### Article

1/ (Contre l’idéologie du progrès) : Réhabiliter l’immobilisme
! L’homme a besoin d’enracinement, et l’on ne s’enracine
pas en fonçant sur l’asphalte. Réhabiliter l’immobilisme, et si
l’on éprouve vraiment la nécessité de remuer un peu, on peut toujours
tenter de… faire machine arrière ! Contre le suivisme ambiant, il faut
se rappeler que la vraie tradition est toujours motrice, que l’innovation
apparente masque souvent la répétition du même, que l’hypermobilité
liée à la gabegie des transports n’a rien à voir avec le mouvement,
et qu’il n’y a rien de plus dynamique qu’un arbre préparant
ses fruits pendant la morte saison. Il est toujours progressiste d’être
en retard dans la mauvaise voie ! Voilà ce qu’implique l’idée
de décroissance tempérée, ou si l’on préfère, l’objectif
d’une aisance partagée (car la frugalité n’est pas la
pénurie). Au bougisme actuel, qui pousse à ne jamais se contenter
d’un produit, d’un lieu ou d’un(e) partenaire, il est bon
d’opposer d’abord la force de l’inertie. Dans toutes
nos activités quotidiennes, notamment celles qui se rapportent à l’économie
domestique, la bonne règle est de ne jamais changer que ce qui a
vraiment besoin de l’être, donc de conserver tout ce qui est « vieux
» et qui fonctionne encore. Haïssons la mode du jetable, si nous ne voulons
pas être un jour jetés à notre tour. Préférons le vieil objet fiable au nouveau
produit sophistiqué. Rappelons-nous Montesquieu : le mieux est le plus
souvent l’ennemi du bien. L’abus d’une bonne chose
est toujours une mauvaise chose. C’est le cas de la consommation. En
particulier, on prendra garde au piège des cadeaux (avec leurs emballages),
à l’occasion des fêtes : parce qu’on se croit désintéressé en
« offrant », on alimente sans vergogne la surconsommation. La seule voie aujourd’hui
du « consommer mieux », c’est le « consommer moins ».
2/ (Contre le besoin de besoins et l’envie d’envies) Réapprendre
le Désir, dans son émergence profonde comme dans sa limitation nécessaire.
Le premier principe est toujours de se demander quels sont réellement mes
besoins, quels sont mes désirs, et d’analyser la façon dont le monde
moderne trompe mes vrais désirs en les maquillant en faux besoins. Car
le désir profond, c’est celui qui sait attendre.

######

=== Exercice à traiter ===
Modifiez le passage de l'article sur la décroissance qui va de « Le premier principe » jusqu'à « qui sait attendre. » inclus, en y remplaçant « maquillant » par « déguisant ».

### Extraits des données

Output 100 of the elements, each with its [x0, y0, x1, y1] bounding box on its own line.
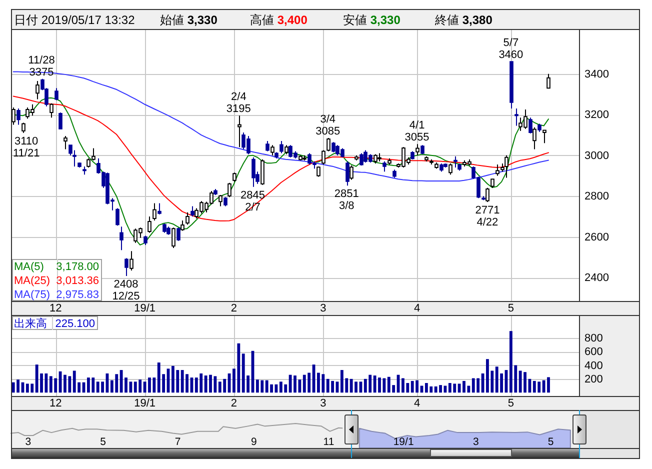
candlestick	[316, 166, 320, 178]
candlestick	[538, 123, 542, 132]
candlestick	[58, 112, 62, 130]
y-tick-label: 400	[584, 360, 603, 372]
y-tick-label: 2800	[584, 190, 609, 203]
annotation: 2/4 3195	[226, 91, 251, 116]
y-tick-label: 3400	[584, 68, 609, 80]
candlestick	[420, 144, 424, 155]
candlestick	[224, 196, 228, 207]
candlestick	[260, 158, 264, 186]
candlestick	[514, 108, 518, 126]
x-tick-label: 4	[414, 302, 420, 314]
candlestick	[186, 212, 190, 226]
bar	[547, 377, 550, 393]
x-tick-label: 5	[508, 397, 514, 410]
candlestick	[326, 138, 330, 152]
candlestick	[430, 158, 434, 165]
candlestick	[350, 165, 354, 180]
candlestick	[12, 106, 16, 126]
y-tick-label: 3200	[584, 109, 609, 122]
candlestick	[378, 152, 382, 162]
candlestick	[16, 108, 20, 126]
candlestick	[22, 122, 26, 134]
y-tick-label: 200	[584, 373, 603, 386]
candlestick	[284, 144, 288, 155]
candlestick	[252, 156, 256, 188]
candlestick	[302, 154, 306, 161]
candlestick	[64, 135, 68, 150]
candlestick	[130, 250, 134, 271]
x-tick-label: 3	[320, 302, 326, 314]
candlestick	[532, 126, 536, 150]
candlestick	[50, 102, 54, 118]
candlestick	[238, 115, 242, 148]
x-tick-label: 3	[473, 436, 480, 448]
candlestick	[496, 164, 500, 176]
candlestick	[166, 226, 170, 236]
x-tick-label: 4	[414, 397, 420, 410]
candlestick	[374, 154, 378, 164]
candlestick	[410, 150, 414, 160]
annotation: 2771 4/22	[475, 204, 500, 228]
annotation: 225.100	[55, 318, 95, 330]
candlestick	[280, 140, 284, 154]
candlestick	[148, 216, 152, 234]
candlestick	[180, 220, 184, 232]
annotation: 2,975.83	[56, 288, 99, 301]
text: MA(75)	[14, 288, 50, 301]
text: 高値 3,400	[250, 13, 308, 28]
candlestick	[190, 206, 194, 217]
candlestick	[360, 152, 364, 166]
x-tick-label: 2	[230, 302, 238, 314]
candlestick	[152, 202, 156, 222]
candlestick	[162, 223, 166, 234]
candlestick	[528, 117, 532, 134]
candlestick	[322, 150, 326, 165]
y-tick-label: 3000	[584, 150, 609, 162]
x-tick-label: 5	[100, 436, 106, 448]
x-tick-label: 5	[508, 302, 514, 314]
candlestick	[120, 226, 124, 251]
annotation: 5/7 3460	[498, 37, 524, 62]
text: 始値 3,330	[160, 13, 218, 28]
candlestick	[158, 202, 162, 215]
x-tick-label: 7	[174, 436, 181, 448]
candlestick	[546, 73, 550, 89]
x-tick-label: 2	[230, 397, 238, 410]
candlestick	[274, 152, 278, 159]
candlestick	[218, 194, 222, 207]
candlestick	[510, 61, 514, 109]
annotation: 3110 11/21	[13, 135, 40, 160]
text: MA(5)	[14, 260, 44, 273]
candlestick	[124, 258, 128, 276]
candlestick	[424, 156, 428, 162]
x-tick-label: 12	[49, 397, 62, 410]
x-tick-label: 19/1	[393, 436, 414, 448]
candlestick	[392, 169, 396, 178]
candlestick	[382, 160, 386, 172]
x-tick-label: 11	[323, 436, 334, 448]
candlestick	[490, 178, 494, 188]
text: 終値 3,380	[434, 13, 493, 28]
candlestick	[504, 154, 508, 178]
x-tick-label: 3	[25, 436, 32, 448]
x-tick-label: 19/1	[134, 302, 156, 314]
annotation: 3,178.00	[56, 260, 99, 273]
x-tick-label: 9	[250, 436, 257, 448]
candlestick	[354, 154, 358, 161]
text: 安値 3,330	[343, 13, 401, 28]
annotation: 2408 12/25	[112, 278, 140, 302]
text: 出来高	[14, 316, 47, 330]
candlestick	[176, 227, 180, 242]
annotation: 3/4 3085	[316, 114, 340, 138]
candlestick	[228, 182, 232, 198]
candlestick	[298, 154, 302, 161]
annotation: 3,013.36	[56, 274, 99, 287]
y-tick-label: 2400	[584, 272, 609, 284]
x-tick-label: 3	[320, 397, 326, 410]
candlestick	[346, 160, 350, 186]
candlestick	[82, 166, 86, 176]
candlestick	[434, 162, 438, 170]
annotation: 2851 3/8	[334, 188, 359, 212]
candlestick	[116, 208, 120, 226]
candlestick	[270, 144, 274, 156]
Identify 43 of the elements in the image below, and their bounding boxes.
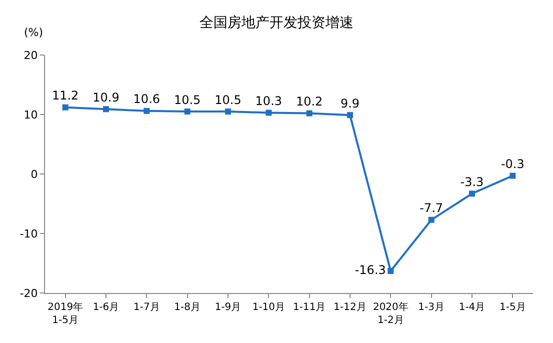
y-tick-label: -20 xyxy=(20,286,38,300)
point xyxy=(266,110,272,116)
data-label: 10.5 xyxy=(174,92,201,107)
point xyxy=(225,108,231,115)
x-tick-label: 1-9月 xyxy=(214,302,242,313)
point xyxy=(62,104,68,110)
data-label: 10.2 xyxy=(296,94,323,109)
point xyxy=(388,268,394,274)
data-label: 10.3 xyxy=(255,94,282,108)
x-tick-label: 1-6月 xyxy=(92,302,120,313)
data-label: 9.9 xyxy=(340,96,360,110)
x-tick-label: 1-5月 xyxy=(500,302,526,313)
data-label: -16.3 xyxy=(354,262,386,277)
point xyxy=(428,216,434,223)
data-label: 10.5 xyxy=(214,92,242,107)
point xyxy=(306,110,312,116)
data-label: 10.6 xyxy=(133,92,160,106)
point xyxy=(103,106,109,112)
point xyxy=(469,190,475,197)
x-tick-label: 2019年 1-5月 xyxy=(48,301,84,326)
y-tick-label: 20 xyxy=(24,48,38,62)
y-axis-title: (%) xyxy=(24,26,44,39)
point xyxy=(144,108,150,114)
x-tick-label: 1-3月 xyxy=(418,302,444,313)
x-tick-label: 1-8月 xyxy=(174,302,200,313)
point xyxy=(510,172,516,179)
x-tick-label: 1-10月 xyxy=(252,302,286,313)
point xyxy=(184,108,190,115)
data-label: -0.3 xyxy=(500,157,524,172)
x-tick-label: 1-4月 xyxy=(458,302,486,313)
y-tick-label: 0 xyxy=(30,168,38,181)
point xyxy=(347,112,353,118)
y-tick-label: 10 xyxy=(24,108,38,122)
x-tick-label: 1-12月 xyxy=(334,302,366,313)
x-tick-label: 2020年 1-2月 xyxy=(372,301,408,326)
x-tick-label: 1-11月 xyxy=(292,302,326,313)
data-label: 11.2 xyxy=(52,88,79,103)
data-label: 10.9 xyxy=(92,90,120,104)
data-label: -7.7 xyxy=(420,201,444,216)
x-tick-label: 1-7月 xyxy=(134,302,160,313)
data-label: -3.3 xyxy=(460,174,484,189)
chart-title: 全国房地产开发投资增速 xyxy=(200,14,354,31)
y-tick-label: -10 xyxy=(20,227,38,240)
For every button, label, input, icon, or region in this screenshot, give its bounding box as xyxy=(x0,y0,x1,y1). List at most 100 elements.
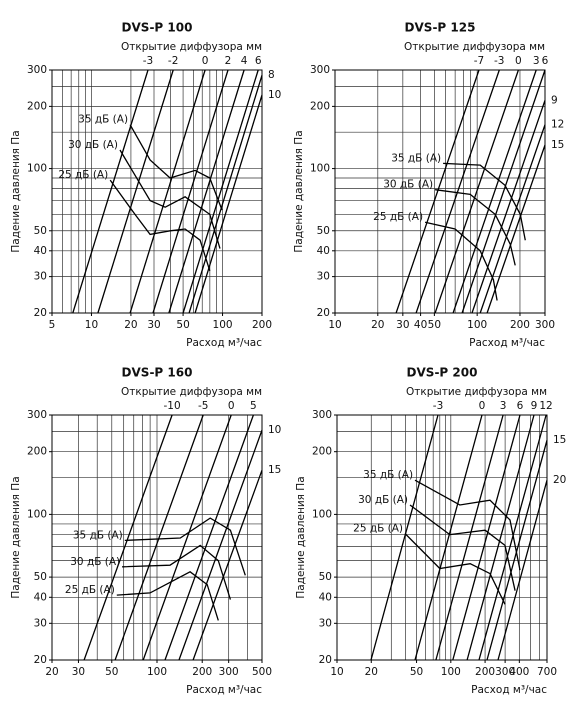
opening-label: 5 xyxy=(250,400,257,412)
opening-line xyxy=(142,414,232,661)
x-axis-label: Расход м³/час xyxy=(469,337,545,349)
x-axis-label: Расход м³/час xyxy=(186,337,262,349)
opening-label: 2 xyxy=(225,55,232,67)
noise-curve xyxy=(129,124,223,211)
noise-label: 25 дБ (A) xyxy=(58,169,108,181)
x-tick-label: 10 xyxy=(328,319,341,331)
opening-line xyxy=(395,69,480,314)
y-tick-label: 100 xyxy=(312,508,332,520)
x-tick-label: 20 xyxy=(45,666,58,678)
chart-panel: DVS-P 200 Открытие диффузора мм Расход м³/… xyxy=(295,366,566,697)
opening-label: 6 xyxy=(517,400,524,412)
opening-label: -3 xyxy=(494,55,504,67)
noise-curve xyxy=(409,504,516,591)
x-tick-label: 400 xyxy=(509,666,529,678)
noise-label: 25 дБ (A) xyxy=(373,211,423,223)
top-axis-label: Открытие диффузора мм xyxy=(121,41,262,53)
noise-label: 30 дБ (A) xyxy=(383,179,433,191)
y-tick-label: 30 xyxy=(317,271,330,283)
plot-frame xyxy=(336,414,548,661)
noise-curve xyxy=(443,162,526,241)
y-tick-label: 40 xyxy=(34,591,47,603)
opening-line xyxy=(497,480,548,661)
noise-label: 30 дБ (A) xyxy=(68,139,118,151)
opening-label: 10 xyxy=(268,424,281,436)
top-axis-label: Открытие диффузора мм xyxy=(404,41,545,53)
opening-label: -5 xyxy=(198,400,208,412)
x-axis-label: Расход м³/час xyxy=(471,684,547,696)
opening-label: 0 xyxy=(515,55,522,67)
chart-panel: DVS-P 100 Открытие диффузора мм Расход м³/… xyxy=(10,21,281,350)
y-tick-label: 300 xyxy=(27,409,47,421)
y-axis-label: Падение давления Па xyxy=(10,130,22,252)
x-tick-label: 100 xyxy=(467,319,487,331)
opening-line xyxy=(414,414,483,661)
y-tick-label: 50 xyxy=(319,571,332,583)
y-tick-label: 30 xyxy=(34,617,47,629)
noise-label: 35 дБ (A) xyxy=(391,152,441,164)
opening-line xyxy=(435,414,504,661)
opening-line xyxy=(479,124,546,314)
opening-label: 15 xyxy=(551,139,564,151)
x-tick-label: 50 xyxy=(105,666,118,678)
noise-curve xyxy=(435,189,516,266)
opening-label: 10 xyxy=(268,89,281,101)
opening-label: 12 xyxy=(551,119,564,131)
x-tick-label: 10 xyxy=(85,319,98,331)
opening-label: 15 xyxy=(553,434,566,446)
x-tick-label: 100 xyxy=(441,666,461,678)
opening-line xyxy=(72,69,149,314)
opening-label: 6 xyxy=(542,55,549,67)
chart-panel: DVS-P 160 Открытие диффузора мм Расход м³/… xyxy=(10,366,281,697)
opening-line xyxy=(466,414,535,661)
x-tick-label: 100 xyxy=(213,319,233,331)
x-tick-label: 300 xyxy=(219,666,239,678)
noise-curve xyxy=(404,533,506,605)
opening-label: 12 xyxy=(539,400,552,412)
y-tick-label: 200 xyxy=(27,446,47,458)
opening-line xyxy=(152,69,229,314)
noise-curve xyxy=(124,517,246,576)
opening-line xyxy=(471,100,546,314)
y-tick-label: 20 xyxy=(34,307,47,319)
x-tick-label: 30 xyxy=(72,666,85,678)
opening-label: 9 xyxy=(551,94,558,106)
x-tick-label: 500 xyxy=(252,666,272,678)
y-tick-label: 50 xyxy=(34,571,47,583)
x-tick-label: 10 xyxy=(330,666,343,678)
noise-label: 35 дБ (A) xyxy=(78,114,128,126)
opening-label: 15 xyxy=(268,464,281,476)
opening-line xyxy=(114,414,204,661)
opening-label: 0 xyxy=(228,400,235,412)
x-tick-label: 40 xyxy=(414,319,427,331)
noise-label: 30 дБ (A) xyxy=(70,556,120,568)
chart-title: DVS-P 100 xyxy=(122,21,193,35)
opening-line xyxy=(164,414,255,661)
y-tick-label: 50 xyxy=(317,225,330,237)
chart-title: DVS-P 125 xyxy=(405,21,476,35)
opening-label: 0 xyxy=(202,55,209,67)
x-tick-label: 20 xyxy=(124,319,137,331)
opening-line xyxy=(97,69,174,314)
opening-line xyxy=(486,440,548,661)
x-tick-label: 20 xyxy=(371,319,384,331)
chart-panel: DVS-P 125 Открытие диффузора мм Расход м³/… xyxy=(293,21,564,350)
x-tick-label: 200 xyxy=(192,666,212,678)
opening-line xyxy=(129,69,206,314)
opening-label: -10 xyxy=(163,400,180,412)
y-tick-label: 40 xyxy=(317,245,330,257)
y-axis-label: Падение давления Па xyxy=(10,476,22,598)
opening-label: 9 xyxy=(531,400,538,412)
y-tick-label: 100 xyxy=(310,163,330,175)
noise-label: 35 дБ (A) xyxy=(363,469,413,481)
plot-frame xyxy=(334,69,546,314)
y-tick-label: 20 xyxy=(319,654,332,666)
opening-line xyxy=(168,69,245,314)
noise-curve xyxy=(122,544,232,600)
opening-label: 3 xyxy=(533,55,540,67)
y-tick-label: 20 xyxy=(34,654,47,666)
opening-line xyxy=(370,414,439,661)
x-tick-label: 50 xyxy=(176,319,189,331)
noise-curve xyxy=(119,149,221,249)
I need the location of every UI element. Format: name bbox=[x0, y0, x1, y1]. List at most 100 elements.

######

=== Exercice corrigé ===
Le premier principe est toujours de se demander quels sont réellement mes
besoins, quels sont mes désirs, et d’analyser la façon dont le monde
moderne trompe mes vrais désirs en les déguisant en faux besoins. Car
le désir profond, c’est celui qui sait attendre.